The exercise:
Can you write out, unchanged, the stretch of rows from the start of the rows below through the line that contains "bar-11 bbox=[1051, 103, 1105, 427]", with both ends included and nothing else?

Element and coordinate records:
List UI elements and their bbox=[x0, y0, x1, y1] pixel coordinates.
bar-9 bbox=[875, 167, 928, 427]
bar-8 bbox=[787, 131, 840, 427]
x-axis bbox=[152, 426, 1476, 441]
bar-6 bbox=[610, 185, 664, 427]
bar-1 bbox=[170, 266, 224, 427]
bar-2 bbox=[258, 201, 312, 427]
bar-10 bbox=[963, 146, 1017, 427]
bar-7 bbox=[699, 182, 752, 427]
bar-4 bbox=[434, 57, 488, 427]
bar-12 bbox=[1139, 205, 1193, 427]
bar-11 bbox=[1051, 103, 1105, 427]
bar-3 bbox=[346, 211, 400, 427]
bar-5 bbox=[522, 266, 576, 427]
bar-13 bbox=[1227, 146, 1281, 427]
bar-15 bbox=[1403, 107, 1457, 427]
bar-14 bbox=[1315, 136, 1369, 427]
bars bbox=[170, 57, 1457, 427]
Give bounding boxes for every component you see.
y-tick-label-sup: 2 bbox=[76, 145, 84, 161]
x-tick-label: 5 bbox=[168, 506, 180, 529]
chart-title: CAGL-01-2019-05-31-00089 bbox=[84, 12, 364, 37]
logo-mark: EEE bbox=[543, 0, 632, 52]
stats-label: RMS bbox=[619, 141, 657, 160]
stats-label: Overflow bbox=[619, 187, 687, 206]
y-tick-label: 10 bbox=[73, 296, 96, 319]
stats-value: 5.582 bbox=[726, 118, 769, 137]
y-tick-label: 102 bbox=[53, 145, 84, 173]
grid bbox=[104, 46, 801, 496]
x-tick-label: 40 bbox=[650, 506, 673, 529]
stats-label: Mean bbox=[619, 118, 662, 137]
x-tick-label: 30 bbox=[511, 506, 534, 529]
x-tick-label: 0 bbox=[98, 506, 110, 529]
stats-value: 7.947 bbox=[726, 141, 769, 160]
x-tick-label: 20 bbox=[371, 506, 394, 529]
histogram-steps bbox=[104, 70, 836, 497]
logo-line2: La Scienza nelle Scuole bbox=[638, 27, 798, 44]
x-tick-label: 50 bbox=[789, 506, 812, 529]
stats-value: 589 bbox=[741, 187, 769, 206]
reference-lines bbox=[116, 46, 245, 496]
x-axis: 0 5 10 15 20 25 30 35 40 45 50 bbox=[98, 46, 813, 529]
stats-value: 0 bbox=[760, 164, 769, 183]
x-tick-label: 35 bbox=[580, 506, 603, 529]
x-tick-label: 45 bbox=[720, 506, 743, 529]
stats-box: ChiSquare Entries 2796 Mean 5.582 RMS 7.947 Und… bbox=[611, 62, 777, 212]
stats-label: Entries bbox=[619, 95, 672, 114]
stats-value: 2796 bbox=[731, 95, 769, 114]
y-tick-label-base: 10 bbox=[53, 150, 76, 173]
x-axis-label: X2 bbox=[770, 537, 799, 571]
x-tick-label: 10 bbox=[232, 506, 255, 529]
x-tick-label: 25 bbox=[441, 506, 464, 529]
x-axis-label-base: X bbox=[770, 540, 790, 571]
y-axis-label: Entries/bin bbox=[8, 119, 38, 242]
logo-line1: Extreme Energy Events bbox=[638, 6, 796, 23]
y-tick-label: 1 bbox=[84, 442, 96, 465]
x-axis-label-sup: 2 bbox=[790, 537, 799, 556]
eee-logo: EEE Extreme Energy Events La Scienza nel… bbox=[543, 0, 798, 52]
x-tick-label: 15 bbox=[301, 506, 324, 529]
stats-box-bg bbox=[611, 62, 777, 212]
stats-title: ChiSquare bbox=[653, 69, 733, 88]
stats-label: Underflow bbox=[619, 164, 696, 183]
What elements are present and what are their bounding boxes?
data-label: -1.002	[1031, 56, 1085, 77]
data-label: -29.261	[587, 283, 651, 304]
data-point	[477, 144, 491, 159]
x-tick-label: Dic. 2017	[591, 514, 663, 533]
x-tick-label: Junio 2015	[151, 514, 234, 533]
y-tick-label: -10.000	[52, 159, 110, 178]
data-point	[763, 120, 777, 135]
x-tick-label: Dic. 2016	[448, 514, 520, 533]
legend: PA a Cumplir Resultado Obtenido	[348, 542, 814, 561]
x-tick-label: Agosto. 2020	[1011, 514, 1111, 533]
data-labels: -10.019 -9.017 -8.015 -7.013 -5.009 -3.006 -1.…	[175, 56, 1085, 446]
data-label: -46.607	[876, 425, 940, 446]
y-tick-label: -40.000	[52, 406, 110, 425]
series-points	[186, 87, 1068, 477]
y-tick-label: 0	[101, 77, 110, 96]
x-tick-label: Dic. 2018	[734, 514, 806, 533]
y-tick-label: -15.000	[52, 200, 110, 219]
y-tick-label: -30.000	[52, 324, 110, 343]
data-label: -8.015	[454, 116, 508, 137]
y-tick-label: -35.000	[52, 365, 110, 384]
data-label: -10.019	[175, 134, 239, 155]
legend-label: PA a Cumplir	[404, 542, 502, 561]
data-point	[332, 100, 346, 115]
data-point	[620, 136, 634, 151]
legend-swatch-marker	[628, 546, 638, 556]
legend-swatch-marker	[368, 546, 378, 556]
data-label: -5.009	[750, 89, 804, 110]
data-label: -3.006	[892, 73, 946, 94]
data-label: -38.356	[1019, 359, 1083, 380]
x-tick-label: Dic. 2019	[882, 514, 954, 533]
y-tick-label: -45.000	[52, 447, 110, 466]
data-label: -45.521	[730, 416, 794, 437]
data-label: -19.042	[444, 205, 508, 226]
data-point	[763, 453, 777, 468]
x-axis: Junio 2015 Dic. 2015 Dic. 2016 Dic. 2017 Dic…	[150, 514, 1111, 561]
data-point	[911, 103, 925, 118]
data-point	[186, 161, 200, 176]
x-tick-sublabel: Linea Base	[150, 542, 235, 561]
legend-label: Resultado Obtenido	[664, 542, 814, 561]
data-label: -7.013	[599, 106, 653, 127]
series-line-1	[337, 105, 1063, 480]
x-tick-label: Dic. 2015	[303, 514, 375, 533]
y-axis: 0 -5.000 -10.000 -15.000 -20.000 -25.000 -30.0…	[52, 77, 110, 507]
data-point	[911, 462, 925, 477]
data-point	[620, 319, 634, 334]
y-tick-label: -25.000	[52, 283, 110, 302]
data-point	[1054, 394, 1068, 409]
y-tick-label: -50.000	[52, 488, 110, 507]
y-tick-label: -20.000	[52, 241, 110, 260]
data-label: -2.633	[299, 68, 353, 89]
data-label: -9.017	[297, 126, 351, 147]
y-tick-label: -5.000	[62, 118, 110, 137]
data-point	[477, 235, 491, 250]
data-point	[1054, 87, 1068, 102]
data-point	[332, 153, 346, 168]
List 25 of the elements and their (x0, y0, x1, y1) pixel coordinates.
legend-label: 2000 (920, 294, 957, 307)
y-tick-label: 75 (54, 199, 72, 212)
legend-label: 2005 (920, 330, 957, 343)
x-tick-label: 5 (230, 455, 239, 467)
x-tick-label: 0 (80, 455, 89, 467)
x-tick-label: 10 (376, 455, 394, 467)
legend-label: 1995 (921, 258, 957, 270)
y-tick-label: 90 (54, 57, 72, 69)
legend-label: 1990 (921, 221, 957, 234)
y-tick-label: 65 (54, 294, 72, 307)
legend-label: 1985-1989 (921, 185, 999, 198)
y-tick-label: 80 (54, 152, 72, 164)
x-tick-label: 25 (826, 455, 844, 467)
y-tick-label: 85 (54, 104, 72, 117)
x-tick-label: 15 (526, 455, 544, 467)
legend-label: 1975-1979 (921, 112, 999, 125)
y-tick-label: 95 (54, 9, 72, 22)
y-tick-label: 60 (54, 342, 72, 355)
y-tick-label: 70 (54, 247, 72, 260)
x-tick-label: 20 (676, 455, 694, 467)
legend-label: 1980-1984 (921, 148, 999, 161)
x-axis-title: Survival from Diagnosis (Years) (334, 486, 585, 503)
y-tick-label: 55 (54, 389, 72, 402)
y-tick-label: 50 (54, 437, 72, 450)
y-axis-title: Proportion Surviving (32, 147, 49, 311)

Solution:
List UI elements and their bbox=[x0, y0, x1, y1] pixel coordinates.
bar-9 bbox=[875, 167, 928, 427]
bar-8 bbox=[787, 131, 840, 427]
x-axis bbox=[152, 426, 1476, 441]
bar-6 bbox=[610, 185, 664, 427]
bar-1 bbox=[170, 266, 224, 427]
bar-2 bbox=[258, 201, 312, 427]
bar-10 bbox=[963, 146, 1017, 427]
bar-7 bbox=[699, 182, 752, 427]
bar-4 bbox=[434, 57, 488, 427]
bar-12 bbox=[1139, 205, 1193, 427]
bar-11 bbox=[1051, 103, 1105, 427]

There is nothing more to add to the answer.